[What you need to do]: Write every entry out again exactly, please, and skip the pictures.

[Extracted material]:

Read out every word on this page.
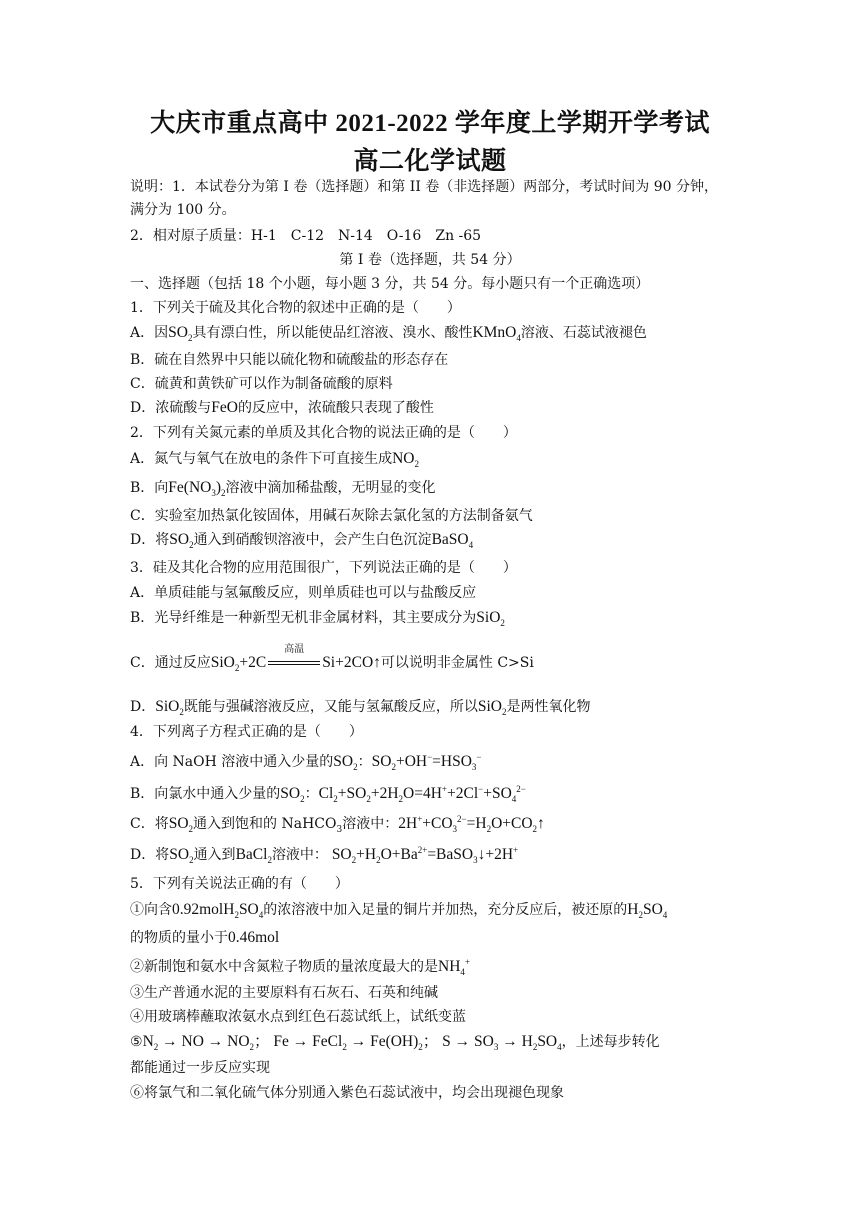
大庆市重点高中 2021-2022 学年度上学期开学考试
高二化学试题
说明：1．本试卷分为第 I 卷（选择题）和第 II 卷（非选择题）两部分，考试时间为 90 分钟，
满分为 100 分。
2．相对原子质量：H-1　C-12　N-14　O-16　Zn -65
第 I 卷（选择题，共 54 分）
一、选择题（包括 18 个小题，每小题 3 分，共 54 分。每小题只有一个正确选项）
1．下列关于硫及其化合物的叙述中正确的是（　　）
A．因$SO_2$具有漂白性，所以能使品红溶液、溴水、酸性KMnO$_4$溶液、石蕊试液褪色
B．硫在自然界中只能以硫化物和硫酸盐的形态存在
C．硫黄和黄铁矿可以作为制备硫酸的原料
D．浓硫酸与FeO的反应中，浓硫酸只表现了酸性
2．下列有关氮元素的单质及其化合物的说法正确的是（　　）
A．氮气与氧气在放电的条件下可直接生成$NO_2$
B．向$Fe(NO_3)_2$溶液中滴加稀盐酸，无明显的变化
C．实验室加热氯化铵固体，用碱石灰除去氯化氢的方法制备氨气
D．将$SO_2$通入到硝酸钡溶液中，会产生白色沉淀BaSO$_4$
3．硅及其化合物的应用范围很广，下列说法正确的是（　　）
A．单质硅能与氢氟酸反应，则单质硅也可以与盐酸反应
B．光导纤维是一种新型无机非金属材料，其主要成分为SiO$_2$
C．通过反应SiO$_2$+2C
高温
Si+2CO↑可以说明非金属性 C>Si
D．SiO$_2$既能与强碱溶液反应，又能与氢氟酸反应，所以SiO$_2$是两性氧化物
4．下列离子方程式正确的是（　　）
A．向 NaOH 溶液中通入少量的$SO_2$：$SO_2+OH^-=HSO_3^-$
B．向氯水中通入少量的$SO_2$：$Cl_2+SO_2+2H_2O=4H^++2Cl^-+SO_4^{2-}$
C．将$SO_2$通入到饱和的 NaHCO$_3$溶液中：$2H^++CO_3^{2-}=H_2O+CO_2↑$
D．将$SO_2$通入到BaCl$_2$溶液中： $SO_2+H_2O+Ba^{2+}=BaSO_3↓+2H^+$
5．下列有关说法正确的有（　　）
①向含$0.92molH_2SO_4$的浓溶液中加入足量的铜片并加热，充分反应后，被还原的$H_2SO_4$
的物质的量小于0.46mol
②新制饱和氨水中含氮粒子物质的量浓度最大的是$NH_4^+$
③生产普通水泥的主要原料有石灰石、石英和纯碱
④用玻璃棒蘸取浓氨水点到红色石蕊试纸上，试纸变蓝
$⑤N_2$ → NO → $NO_2$； Fe → FeCl$_2$ → $Fe(OH)_2$； $S \to SO_3 \to H_2SO_4$，上述每步转化
都能通过一步反应实现
⑥将氯气和二氧化硫气体分别通入紫色石蕊试液中，均会出现褪色现象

[Response]:
Read out every word on this page.
大庆市重点高中 2021-2022 学年度上学期开学考试
高二化学试题
说明：1．本试卷分为第 I 卷（选择题）和第 II 卷（非选择题）两部分，考试时间为 90 分钟，
满分为 100 分。
2．相对原子质量：H-1　C-12　N-14　O-16　Zn -65
第 I 卷（选择题，共 54 分）
一、选择题（包括 18 个小题，每小题 3 分，共 54 分。每小题只有一个正确选项）
1．下列关于硫及其化合物的叙述中正确的是（　　）
A．因$SO_2$具有漂白性，所以能使品红溶液、溴水、酸性KMnO$_4$溶液、石蕊试液褪色
B．硫在自然界中只能以硫化物和硫酸盐的形态存在
C．硫黄和黄铁矿可以作为制备硫酸的原料
D．浓硫酸与FeO的反应中，浓硫酸只表现了酸性
2．下列有关氮元素的单质及其化合物的说法正确的是（　　）
A．氮气与氧气在放电的条件下可直接生成$NO_2$
B．向$Fe(NO_3)_2$溶液中滴加稀盐酸，无明显的变化
C．实验室加热氯化铵固体，用碱石灰除去氯化氢的方法制备氨气
D．将$SO_2$通入到硝酸钡溶液中，会产生白色沉淀BaSO$_4$
3．硅及其化合物的应用范围很广，下列说法正确的是（　　）
A．单质硅能与氢氟酸反应，则单质硅也可以与盐酸反应
B．光导纤维是一种新型无机非金属材料，其主要成分为SiO$_2$
C．通过反应SiO$_2$+2C
高温
Si+2CO↑可以说明非金属性 C>Si
D．SiO$_2$既能与强碱溶液反应，又能与氢氟酸反应，所以SiO$_2$是两性氧化物
4．下列离子方程式正确的是（　　）
A．向 NaOH 溶液中通入少量的$SO_2$：$SO_2+OH^-=HSO_3^-$
B．向氯水中通入少量的$SO_2$：$Cl_2+SO_2+2H_2O=4H^++2Cl^-+SO_4^{2-}$
C．将$SO_2$通入到饱和的 NaHCO$_3$溶液中：$2H^++CO_3^{2-}=H_2O+CO_2↑$
D．将$SO_2$通入到BaCl$_2$溶液中： $SO_2+H_2O+Ba^{2+}=BaSO_3↓+2H^+$
5．下列有关说法正确的有（　　）
①向含$0.92molH_2SO_4$的浓溶液中加入足量的铜片并加热，充分反应后，被还原的$H_2SO_4$
的物质的量小于0.46mol
②新制饱和氨水中含氮粒子物质的量浓度最大的是$NH_4^+$
③生产普通水泥的主要原料有石灰石、石英和纯碱
④用玻璃棒蘸取浓氨水点到红色石蕊试纸上，试纸变蓝
$⑤N_2$ → NO → $NO_2$； Fe → FeCl$_2$ → $Fe(OH)_2$； $S \to SO_3 \to H_2SO_4$，上述每步转化
都能通过一步反应实现
⑥将氯气和二氧化硫气体分别通入紫色石蕊试液中，均会出现褪色现象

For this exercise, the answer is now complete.